# START OF Data entries

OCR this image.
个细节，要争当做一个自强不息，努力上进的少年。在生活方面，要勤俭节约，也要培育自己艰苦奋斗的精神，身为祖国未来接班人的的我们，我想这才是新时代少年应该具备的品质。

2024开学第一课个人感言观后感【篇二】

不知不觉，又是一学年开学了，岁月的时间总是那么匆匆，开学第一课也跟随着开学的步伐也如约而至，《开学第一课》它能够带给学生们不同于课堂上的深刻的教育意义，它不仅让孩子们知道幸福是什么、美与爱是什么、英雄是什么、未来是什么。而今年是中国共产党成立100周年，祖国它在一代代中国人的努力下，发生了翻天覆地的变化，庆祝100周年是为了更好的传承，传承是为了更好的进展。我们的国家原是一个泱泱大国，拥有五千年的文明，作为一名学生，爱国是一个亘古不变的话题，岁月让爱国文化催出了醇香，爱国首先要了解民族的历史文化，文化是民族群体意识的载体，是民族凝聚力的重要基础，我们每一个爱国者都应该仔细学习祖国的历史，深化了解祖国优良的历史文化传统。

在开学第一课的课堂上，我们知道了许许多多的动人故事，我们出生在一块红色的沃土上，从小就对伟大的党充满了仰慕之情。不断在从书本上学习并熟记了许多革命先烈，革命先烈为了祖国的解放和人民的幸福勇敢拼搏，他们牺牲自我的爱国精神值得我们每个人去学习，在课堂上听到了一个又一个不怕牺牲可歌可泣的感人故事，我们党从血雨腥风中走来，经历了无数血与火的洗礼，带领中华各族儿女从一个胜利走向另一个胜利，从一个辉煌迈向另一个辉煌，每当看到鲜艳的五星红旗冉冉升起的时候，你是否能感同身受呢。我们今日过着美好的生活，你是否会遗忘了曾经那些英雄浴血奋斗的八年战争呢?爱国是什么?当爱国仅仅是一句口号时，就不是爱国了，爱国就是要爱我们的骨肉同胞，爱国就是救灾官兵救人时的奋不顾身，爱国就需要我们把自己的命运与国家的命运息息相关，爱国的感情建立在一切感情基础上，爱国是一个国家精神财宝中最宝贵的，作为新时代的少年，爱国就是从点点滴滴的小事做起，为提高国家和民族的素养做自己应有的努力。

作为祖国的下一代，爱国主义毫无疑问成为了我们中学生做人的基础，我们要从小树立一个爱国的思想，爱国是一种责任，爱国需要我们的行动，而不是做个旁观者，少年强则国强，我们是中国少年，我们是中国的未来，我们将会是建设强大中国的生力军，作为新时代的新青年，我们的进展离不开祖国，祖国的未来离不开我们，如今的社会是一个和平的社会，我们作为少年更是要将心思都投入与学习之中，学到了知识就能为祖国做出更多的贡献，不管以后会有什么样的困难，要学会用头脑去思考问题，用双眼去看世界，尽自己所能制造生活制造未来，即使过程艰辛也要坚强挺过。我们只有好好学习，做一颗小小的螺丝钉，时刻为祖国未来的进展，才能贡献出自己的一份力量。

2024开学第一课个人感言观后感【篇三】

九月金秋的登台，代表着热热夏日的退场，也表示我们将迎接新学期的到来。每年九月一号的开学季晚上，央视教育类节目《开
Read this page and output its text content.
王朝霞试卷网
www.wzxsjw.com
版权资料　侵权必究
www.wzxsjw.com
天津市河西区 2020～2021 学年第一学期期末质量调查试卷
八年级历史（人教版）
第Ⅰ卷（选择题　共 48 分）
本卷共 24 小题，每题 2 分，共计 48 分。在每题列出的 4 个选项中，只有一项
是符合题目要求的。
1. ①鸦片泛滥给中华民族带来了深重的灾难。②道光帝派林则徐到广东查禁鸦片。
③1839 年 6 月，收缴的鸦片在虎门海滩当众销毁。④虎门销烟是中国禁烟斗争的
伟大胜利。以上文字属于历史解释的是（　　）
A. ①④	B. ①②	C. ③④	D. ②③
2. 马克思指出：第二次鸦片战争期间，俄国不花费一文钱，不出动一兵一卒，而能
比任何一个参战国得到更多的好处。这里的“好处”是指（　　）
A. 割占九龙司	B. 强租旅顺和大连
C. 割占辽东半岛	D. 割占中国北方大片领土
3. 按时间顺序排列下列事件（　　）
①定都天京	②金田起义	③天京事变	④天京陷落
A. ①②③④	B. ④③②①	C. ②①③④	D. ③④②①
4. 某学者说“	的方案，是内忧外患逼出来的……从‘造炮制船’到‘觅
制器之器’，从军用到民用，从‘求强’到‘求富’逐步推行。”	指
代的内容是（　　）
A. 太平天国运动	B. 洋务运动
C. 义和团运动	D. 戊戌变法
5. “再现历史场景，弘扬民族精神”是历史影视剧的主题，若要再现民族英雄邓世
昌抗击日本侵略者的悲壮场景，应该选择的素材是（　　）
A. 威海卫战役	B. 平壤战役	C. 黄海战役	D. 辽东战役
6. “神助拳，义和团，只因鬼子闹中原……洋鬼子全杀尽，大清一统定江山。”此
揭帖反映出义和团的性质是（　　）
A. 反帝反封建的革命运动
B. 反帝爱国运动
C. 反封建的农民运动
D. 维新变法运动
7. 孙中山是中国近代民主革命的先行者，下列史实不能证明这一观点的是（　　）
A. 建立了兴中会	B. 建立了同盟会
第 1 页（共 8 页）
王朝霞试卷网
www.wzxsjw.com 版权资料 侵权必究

# END OF Data entries

* _Task description_
Every entry in the listing must be retyped exactly.

* _Answer to the exercise_
OCR this image.
个细节，要争当做一个自强不息，努力上进的少年。在生活方面，要勤俭节约，也要培育自己艰苦奋斗的精神，身为祖国未来接班人的的我们，我想这才是新时代少年应该具备的品质。

2024开学第一课个人感言观后感【篇二】

不知不觉，又是一学年开学了，岁月的时间总是那么匆匆，开学第一课也跟随着开学的步伐也如约而至，《开学第一课》它能够带给学生们不同于课堂上的深刻的教育意义，它不仅让孩子们知道幸福是什么、美与爱是什么、英雄是什么、未来是什么。而今年是中国共产党成立100周年，祖国它在一代代中国人的努力下，发生了翻天覆地的变化，庆祝100周年是为了更好的传承，传承是为了更好的进展。我们的国家原是一个泱泱大国，拥有五千年的文明，作为一名学生，爱国是一个亘古不变的话题，岁月让爱国文化催出了醇香，爱国首先要了解民族的历史文化，文化是民族群体意识的载体，是民族凝聚力的重要基础，我们每一个爱国者都应该仔细学习祖国的历史，深化了解祖国优良的历史文化传统。

在开学第一课的课堂上，我们知道了许许多多的动人故事，我们出生在一块红色的沃土上，从小就对伟大的党充满了仰慕之情。不断在从书本上学习并熟记了许多革命先烈，革命先烈为了祖国的解放和人民的幸福勇敢拼搏，他们牺牲自我的爱国精神值得我们每个人去学习，在课堂上听到了一个又一个不怕牺牲可歌可泣的感人故事，我们党从血雨腥风中走来，经历了无数血与火的洗礼，带领中华各族儿女从一个胜利走向另一个胜利，从一个辉煌迈向另一个辉煌，每当看到鲜艳的五星红旗冉冉升起的时候，你是否能感同身受呢。我们今日过着美好的生活，你是否会遗忘了曾经那些英雄浴血奋斗的八年战争呢?爱国是什么?当爱国仅仅是一句口号时，就不是爱国了，爱国就是要爱我们的骨肉同胞，爱国就是救灾官兵救人时的奋不顾身，爱国就需要我们把自己的命运与国家的命运息息相关，爱国的感情建立在一切感情基础上，爱国是一个国家精神财宝中最宝贵的，作为新时代的少年，爱国就是从点点滴滴的小事做起，为提高国家和民族的素养做自己应有的努力。

作为祖国的下一代，爱国主义毫无疑问成为了我们中学生做人的基础，我们要从小树立一个爱国的思想，爱国是一种责任，爱国需要我们的行动，而不是做个旁观者，少年强则国强，我们是中国少年，我们是中国的未来，我们将会是建设强大中国的生力军，作为新时代的新青年，我们的进展离不开祖国，祖国的未来离不开我们，如今的社会是一个和平的社会，我们作为少年更是要将心思都投入与学习之中，学到了知识就能为祖国做出更多的贡献，不管以后会有什么样的困难，要学会用头脑去思考问题，用双眼去看世界，尽自己所能制造生活制造未来，即使过程艰辛也要坚强挺过。我们只有好好学习，做一颗小小的螺丝钉，时刻为祖国未来的进展，才能贡献出自己的一份力量。

2024开学第一课个人感言观后感【篇三】

九月金秋的登台，代表着热热夏日的退场，也表示我们将迎接新学期的到来。每年九月一号的开学季晚上，央视教育类节目《开
Read this page and output its text content.
王朝霞试卷网
www.wzxsjw.com
版权资料　侵权必究
www.wzxsjw.com
天津市河西区 2020～2021 学年第一学期期末质量调查试卷
八年级历史（人教版）
第Ⅰ卷（选择题　共 48 分）
本卷共 24 小题，每题 2 分，共计 48 分。在每题列出的 4 个选项中，只有一项
是符合题目要求的。
1. ①鸦片泛滥给中华民族带来了深重的灾难。②道光帝派林则徐到广东查禁鸦片。
③1839 年 6 月，收缴的鸦片在虎门海滩当众销毁。④虎门销烟是中国禁烟斗争的
伟大胜利。以上文字属于历史解释的是（　　）
A. ①④	B. ①②	C. ③④	D. ②③
2. 马克思指出：第二次鸦片战争期间，俄国不花费一文钱，不出动一兵一卒，而能
比任何一个参战国得到更多的好处。这里的“好处”是指（　　）
A. 割占九龙司	B. 强租旅顺和大连
C. 割占辽东半岛	D. 割占中国北方大片领土
3. 按时间顺序排列下列事件（　　）
①定都天京	②金田起义	③天京事变	④天京陷落
A. ①②③④	B. ④③②①	C. ②①③④	D. ③④②①
4. 某学者说“	的方案，是内忧外患逼出来的……从‘造炮制船’到‘觅
制器之器’，从军用到民用，从‘求强’到‘求富’逐步推行。”	指
代的内容是（　　）
A. 太平天国运动	B. 洋务运动
C. 义和团运动	D. 戊戌变法
5. “再现历史场景，弘扬民族精神”是历史影视剧的主题，若要再现民族英雄邓世
昌抗击日本侵略者的悲壮场景，应该选择的素材是（　　）
A. 威海卫战役	B. 平壤战役	C. 黄海战役	D. 辽东战役
6. “神助拳，义和团，只因鬼子闹中原……洋鬼子全杀尽，大清一统定江山。”此
揭帖反映出义和团的性质是（　　）
A. 反帝反封建的革命运动
B. 反帝爱国运动
C. 反封建的农民运动
D. 维新变法运动
7. 孙中山是中国近代民主革命的先行者，下列史实不能证明这一观点的是（　　）
A. 建立了兴中会	B. 建立了同盟会
第 1 页（共 8 页）
王朝霞试卷网
www.wzxsjw.com 版权资料 侵权必究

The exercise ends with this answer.